Given task:
Write the records out again, keeping each line exactly as it is.

Dataset records:

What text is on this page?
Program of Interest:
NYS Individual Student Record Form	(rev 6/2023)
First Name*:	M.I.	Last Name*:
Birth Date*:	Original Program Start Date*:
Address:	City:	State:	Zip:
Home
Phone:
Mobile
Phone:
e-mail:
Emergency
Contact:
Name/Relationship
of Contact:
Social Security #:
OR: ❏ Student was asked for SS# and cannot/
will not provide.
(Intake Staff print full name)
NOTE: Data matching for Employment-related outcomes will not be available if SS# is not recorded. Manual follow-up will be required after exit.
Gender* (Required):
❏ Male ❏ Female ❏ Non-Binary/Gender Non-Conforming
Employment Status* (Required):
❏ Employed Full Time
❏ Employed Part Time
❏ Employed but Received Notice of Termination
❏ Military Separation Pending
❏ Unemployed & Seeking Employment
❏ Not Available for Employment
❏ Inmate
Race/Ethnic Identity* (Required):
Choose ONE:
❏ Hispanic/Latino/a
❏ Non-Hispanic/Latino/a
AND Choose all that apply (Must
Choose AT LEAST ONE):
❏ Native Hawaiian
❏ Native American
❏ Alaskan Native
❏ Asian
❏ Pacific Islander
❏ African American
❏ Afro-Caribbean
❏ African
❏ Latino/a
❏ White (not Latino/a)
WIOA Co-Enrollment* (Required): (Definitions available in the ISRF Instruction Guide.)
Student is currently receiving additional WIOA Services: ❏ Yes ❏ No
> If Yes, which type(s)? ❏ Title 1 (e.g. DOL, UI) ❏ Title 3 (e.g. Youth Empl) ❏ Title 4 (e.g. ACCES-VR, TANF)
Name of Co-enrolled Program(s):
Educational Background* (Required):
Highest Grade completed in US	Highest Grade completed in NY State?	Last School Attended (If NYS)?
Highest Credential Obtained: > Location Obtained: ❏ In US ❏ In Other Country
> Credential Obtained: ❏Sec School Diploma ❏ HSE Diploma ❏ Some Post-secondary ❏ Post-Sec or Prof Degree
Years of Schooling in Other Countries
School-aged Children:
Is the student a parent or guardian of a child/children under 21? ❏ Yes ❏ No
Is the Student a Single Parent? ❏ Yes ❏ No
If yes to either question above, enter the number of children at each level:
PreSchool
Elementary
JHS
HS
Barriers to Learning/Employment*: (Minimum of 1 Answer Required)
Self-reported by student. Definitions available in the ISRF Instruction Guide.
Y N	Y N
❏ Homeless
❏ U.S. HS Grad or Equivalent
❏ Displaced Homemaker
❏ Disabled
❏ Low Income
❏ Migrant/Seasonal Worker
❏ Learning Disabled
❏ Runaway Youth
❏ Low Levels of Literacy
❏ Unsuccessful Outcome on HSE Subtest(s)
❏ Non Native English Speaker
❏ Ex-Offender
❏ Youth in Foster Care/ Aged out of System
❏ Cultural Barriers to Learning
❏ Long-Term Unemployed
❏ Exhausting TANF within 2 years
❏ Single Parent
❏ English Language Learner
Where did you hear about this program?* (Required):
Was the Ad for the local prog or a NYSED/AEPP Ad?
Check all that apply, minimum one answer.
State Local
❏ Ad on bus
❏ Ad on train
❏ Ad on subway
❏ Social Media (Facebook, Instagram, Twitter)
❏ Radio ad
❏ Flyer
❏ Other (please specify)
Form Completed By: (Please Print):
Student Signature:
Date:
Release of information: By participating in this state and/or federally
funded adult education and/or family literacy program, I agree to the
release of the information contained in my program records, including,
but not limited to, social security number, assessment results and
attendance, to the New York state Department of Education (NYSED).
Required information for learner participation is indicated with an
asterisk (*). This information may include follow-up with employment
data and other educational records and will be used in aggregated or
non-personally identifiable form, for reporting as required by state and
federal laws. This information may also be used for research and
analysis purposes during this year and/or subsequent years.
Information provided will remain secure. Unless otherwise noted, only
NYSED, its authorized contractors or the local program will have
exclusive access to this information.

Answer to the task:
What text is on this page?
Program of Interest:
NYS Individual Student Record Form	(rev 6/2023)
First Name*:	M.I.	Last Name*:
Birth Date*:	Original Program Start Date*:
Address:	City:	State:	Zip:
Home
Phone:
Mobile
Phone:
e-mail:
Emergency
Contact:
Name/Relationship
of Contact:
Social Security #:
OR: ❏ Student was asked for SS# and cannot/
will not provide.
(Intake Staff print full name)
NOTE: Data matching for Employment-related outcomes will not be available if SS# is not recorded. Manual follow-up will be required after exit.
Gender* (Required):
❏ Male ❏ Female ❏ Non-Binary/Gender Non-Conforming
Employment Status* (Required):
❏ Employed Full Time
❏ Employed Part Time
❏ Employed but Received Notice of Termination
❏ Military Separation Pending
❏ Unemployed & Seeking Employment
❏ Not Available for Employment
❏ Inmate
Race/Ethnic Identity* (Required):
Choose ONE:
❏ Hispanic/Latino/a
❏ Non-Hispanic/Latino/a
AND Choose all that apply (Must
Choose AT LEAST ONE):
❏ Native Hawaiian
❏ Native American
❏ Alaskan Native
❏ Asian
❏ Pacific Islander
❏ African American
❏ Afro-Caribbean
❏ African
❏ Latino/a
❏ White (not Latino/a)
WIOA Co-Enrollment* (Required): (Definitions available in the ISRF Instruction Guide.)
Student is currently receiving additional WIOA Services: ❏ Yes ❏ No
> If Yes, which type(s)? ❏ Title 1 (e.g. DOL, UI) ❏ Title 3 (e.g. Youth Empl) ❏ Title 4 (e.g. ACCES-VR, TANF)
Name of Co-enrolled Program(s):
Educational Background* (Required):
Highest Grade completed in US	Highest Grade completed in NY State?	Last School Attended (If NYS)?
Highest Credential Obtained: > Location Obtained: ❏ In US ❏ In Other Country
> Credential Obtained: ❏Sec School Diploma ❏ HSE Diploma ❏ Some Post-secondary ❏ Post-Sec or Prof Degree
Years of Schooling in Other Countries
School-aged Children:
Is the student a parent or guardian of a child/children under 21? ❏ Yes ❏ No
Is the Student a Single Parent? ❏ Yes ❏ No
If yes to either question above, enter the number of children at each level:
PreSchool
Elementary
JHS
HS
Barriers to Learning/Employment*: (Minimum of 1 Answer Required)
Self-reported by student. Definitions available in the ISRF Instruction Guide.
Y N	Y N
❏ Homeless
❏ U.S. HS Grad or Equivalent
❏ Displaced Homemaker
❏ Disabled
❏ Low Income
❏ Migrant/Seasonal Worker
❏ Learning Disabled
❏ Runaway Youth
❏ Low Levels of Literacy
❏ Unsuccessful Outcome on HSE Subtest(s)
❏ Non Native English Speaker
❏ Ex-Offender
❏ Youth in Foster Care/ Aged out of System
❏ Cultural Barriers to Learning
❏ Long-Term Unemployed
❏ Exhausting TANF within 2 years
❏ Single Parent
❏ English Language Learner
Where did you hear about this program?* (Required):
Was the Ad for the local prog or a NYSED/AEPP Ad?
Check all that apply, minimum one answer.
State Local
❏ Ad on bus
❏ Ad on train
❏ Ad on subway
❏ Social Media (Facebook, Instagram, Twitter)
❏ Radio ad
❏ Flyer
❏ Other (please specify)
Form Completed By: (Please Print):
Student Signature:
Date:
Release of information: By participating in this state and/or federally
funded adult education and/or family literacy program, I agree to the
release of the information contained in my program records, including,
but not limited to, social security number, assessment results and
attendance, to the New York state Department of Education (NYSED).
Required information for learner participation is indicated with an
asterisk (*). This information may include follow-up with employment
data and other educational records and will be used in aggregated or
non-personally identifiable form, for reporting as required by state and
federal laws. This information may also be used for research and
analysis purposes during this year and/or subsequent years.
Information provided will remain secure. Unless otherwise noted, only
NYSED, its authorized contractors or the local program will have
exclusive access to this information.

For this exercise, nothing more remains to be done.